● **What needs to be done**
Find every line with the word "проверка" and report how many there are, without any other text.

BEGIN Material to process

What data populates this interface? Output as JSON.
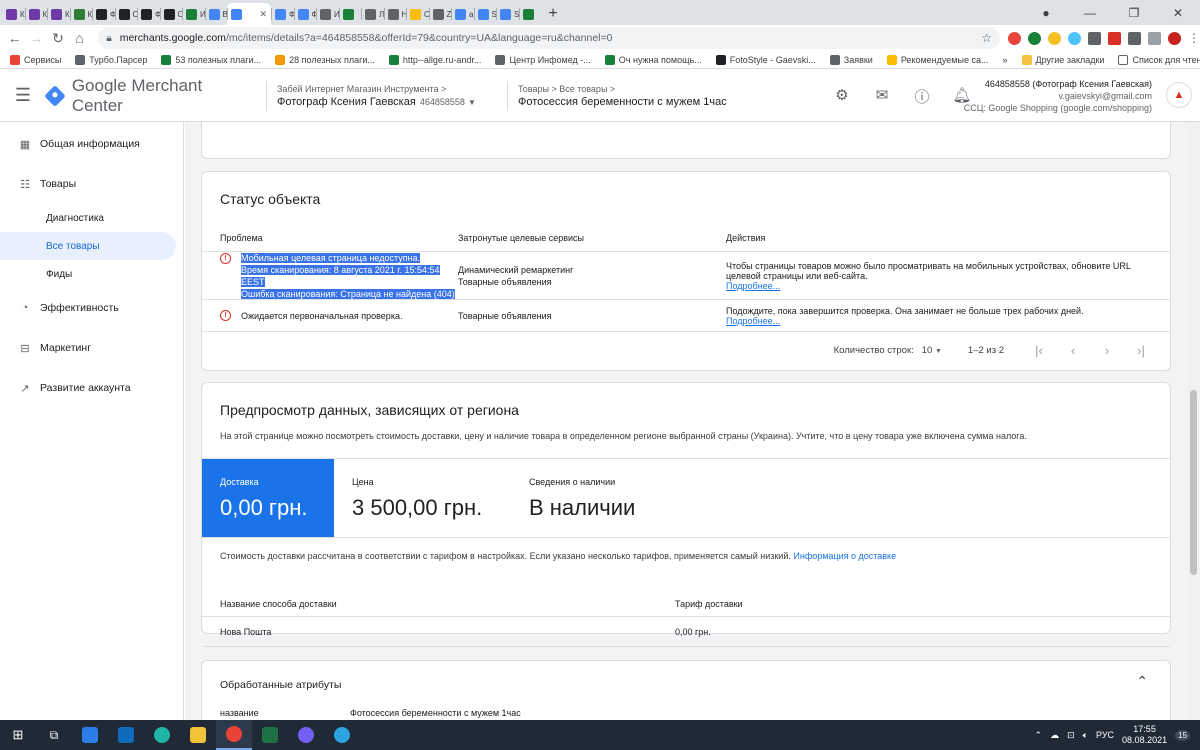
{
  "browser": {
    "tabs": [
      {
        "label": "Каб",
        "icon": "purple-square-icon",
        "color": "#6f3aa8"
      },
      {
        "label": "Каб",
        "icon": "purple-square-icon",
        "color": "#6f3aa8"
      },
      {
        "label": "Каб",
        "icon": "purple-square-icon",
        "color": "#6f3aa8"
      },
      {
        "label": "Куп",
        "icon": "tools-icon",
        "color": "#2e7d32"
      },
      {
        "label": "Фил",
        "icon": "hd-icon",
        "color": "#202124"
      },
      {
        "label": "Сер",
        "icon": "hd-icon",
        "color": "#202124"
      },
      {
        "label": "Фил",
        "icon": "hd-icon",
        "color": "#202124"
      },
      {
        "label": "Смс",
        "icon": "hd-icon",
        "color": "#202124"
      },
      {
        "label": "Ин",
        "icon": "sheets-icon",
        "color": "#188038"
      },
      {
        "label": "Все",
        "icon": "merchant-icon",
        "color": "#4285f4"
      },
      {
        "label": "",
        "icon": "merchant-icon",
        "color": "#4285f4",
        "active": true
      },
      {
        "label": "Фот",
        "icon": "merchant-icon",
        "color": "#4285f4"
      },
      {
        "label": "Фот",
        "icon": "merchant-icon",
        "color": "#4285f4"
      },
      {
        "label": "Ин",
        "icon": "globe-icon",
        "color": "#5f6368"
      },
      {
        "label": "",
        "icon": "sheets-icon",
        "color": "#188038"
      },
      {
        "label": "Лон",
        "icon": "globe-icon",
        "color": "#5f6368"
      },
      {
        "label": "Нас",
        "icon": "globe-icon",
        "color": "#5f6368"
      },
      {
        "label": "Об",
        "icon": "ads-icon",
        "color": "#fbbc04"
      },
      {
        "label": "Za-",
        "icon": "globe-icon",
        "color": "#5f6368"
      },
      {
        "label": "ana",
        "icon": "google-icon",
        "color": "#4285f4"
      },
      {
        "label": "SEO",
        "icon": "merchant-icon",
        "color": "#4285f4"
      },
      {
        "label": "Serp",
        "icon": "merchant-icon",
        "color": "#4285f4"
      },
      {
        "label": "",
        "icon": "sheets-icon",
        "color": "#188038"
      }
    ],
    "url_host": "merchants.google.com",
    "url_path": "/mc/items/details?a=464858558&offerId=79&country=UA&language=ru&channel=0",
    "bookmarks": [
      {
        "label": "Сервисы",
        "color": "#ea4335"
      },
      {
        "label": "Турбо.Парсер",
        "color": "#5f6368"
      },
      {
        "label": "53 полезных плаги...",
        "color": "#188038"
      },
      {
        "label": "28 полезных плаги...",
        "color": "#f29900"
      },
      {
        "label": "http--allge.ru-andr...",
        "color": "#188038"
      },
      {
        "label": "Центр Инфомед -...",
        "color": "#5f6368"
      },
      {
        "label": "Оч нужна помощь...",
        "color": "#188038"
      },
      {
        "label": "FotoStyle - Gaevski...",
        "color": "#202124"
      },
      {
        "label": "Заявки",
        "color": "#5f6368"
      },
      {
        "label": "Рекомендуемые са...",
        "color": "#fbbc04"
      }
    ],
    "bookmarks_more": "»",
    "bookmarks_other": "Другие закладки",
    "bookmarks_reading": "Список для чтения"
  },
  "header": {
    "product_name": "Google Merchant Center",
    "account_small": "Забей Интернет Магазин Инструмента",
    "account_name": "Фотограф Ксения Гаевская",
    "account_id": "464858558",
    "crumbs_small": "Товары  >  Все товары",
    "crumbs_title": "Фотосессия беременности с мужем 1час",
    "user_line1": "464858558 (Фотограф Ксения Гаевская)",
    "user_line2": "v.gaievskyi@gmail.com",
    "user_line3": "CCЦ: Google Shopping (google.com/shopping)"
  },
  "sidebar": {
    "items": [
      {
        "label": "Общая информация",
        "icon": "dashboard-icon"
      },
      {
        "label": "Товары",
        "icon": "list-icon"
      },
      {
        "label": "Эффективность",
        "icon": "progress-icon"
      },
      {
        "label": "Маркетинг",
        "icon": "bag-icon"
      },
      {
        "label": "Развитие аккаунта",
        "icon": "trend-icon"
      }
    ],
    "sub_items": [
      {
        "label": "Диагностика"
      },
      {
        "label": "Все товары"
      },
      {
        "label": "Фиды"
      }
    ]
  },
  "status": {
    "title": "Статус объекта",
    "col_problem": "Проблема",
    "col_services": "Затронутые целевые сервисы",
    "col_actions": "Действия",
    "rows": [
      {
        "problem_lines": [
          "Мобильная целевая страница недоступна.",
          "Время сканирования:  8 августа 2021 г. 15:54:54 EEST",
          "Ошибка сканирования:  Страница не найдена (404)"
        ],
        "services": [
          "Динамический ремаркетинг",
          "Товарные объявления"
        ],
        "action": "Чтобы страницы товаров можно было просматривать на мобильных устройствах, обновите URL целевой страницы или веб-сайта.",
        "link": "Подробнее..."
      },
      {
        "problem_lines": [
          "Ожидается первоначальная проверка."
        ],
        "services": [
          "Товарные объявления"
        ],
        "action": "Подождите, пока завершится проверка. Она занимает не больше трех рабочих дней.",
        "link": "Подробнее..."
      }
    ],
    "rows_label": "Количество строк:",
    "rows_value": "10",
    "range": "1–2 из 2"
  },
  "region": {
    "title": "Предпросмотр данных, зависящих от региона",
    "description": "На этой странице можно посмотреть стоимость доставки, цену и наличие товара в определенном регионе выбранной страны (Украина). Учтите, что в цену товара уже включена сумма налога.",
    "shipping_label": "Доставка",
    "shipping_value": "0,00 грн.",
    "price_label": "Цена",
    "price_value": "3 500,00 грн.",
    "availability_label": "Сведения о наличии",
    "availability_value": "В наличии",
    "note": "Стоимость доставки рассчитана в соответствии с тарифом в настройках. Если указано несколько тарифов, применяется самый низкий.",
    "note_link": "Информация о доставке",
    "col_method": "Название способа доставки",
    "col_rate": "Тариф доставки",
    "method": "Нова Пошта",
    "rate": "0,00 грн."
  },
  "attributes": {
    "title": "Обработанные атрибуты",
    "attr_name": "название",
    "attr_value": "Фотосессия беременности с мужем 1час"
  },
  "taskbar": {
    "lang": "РУС",
    "time": "17:55",
    "date": "08.08.2021",
    "notif_count": "15"
  }
}
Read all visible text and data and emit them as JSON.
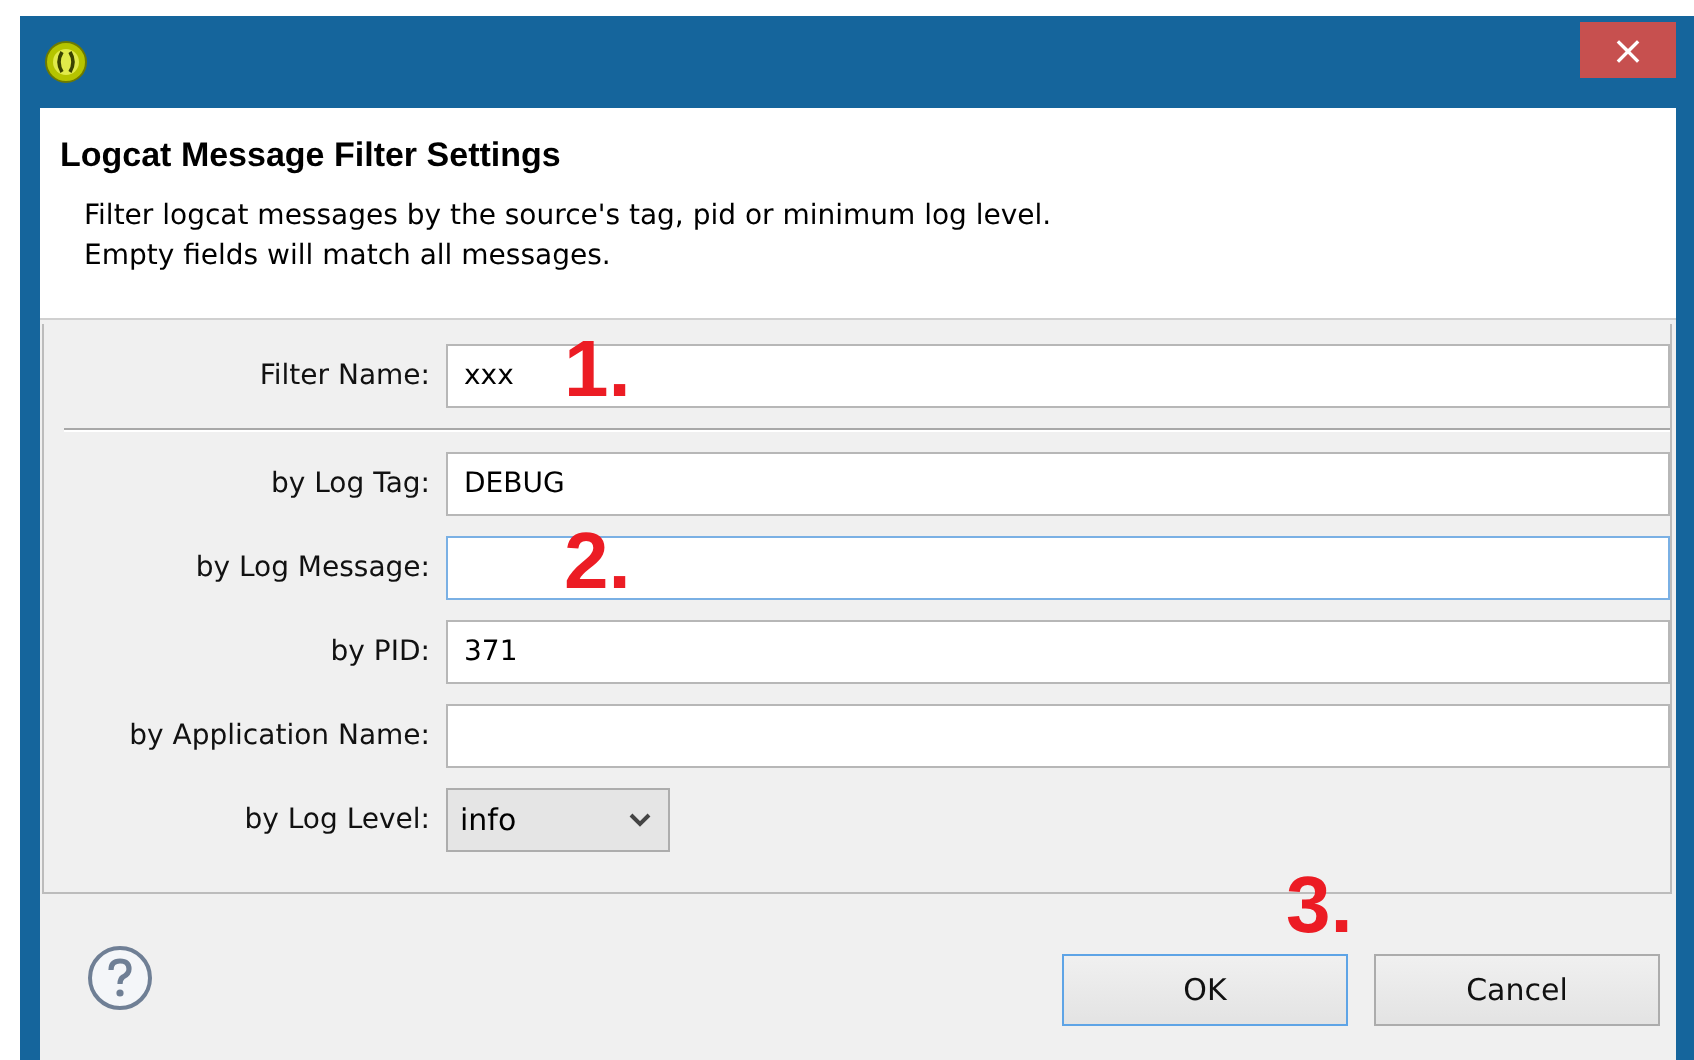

END Material to process

● **Task result**
2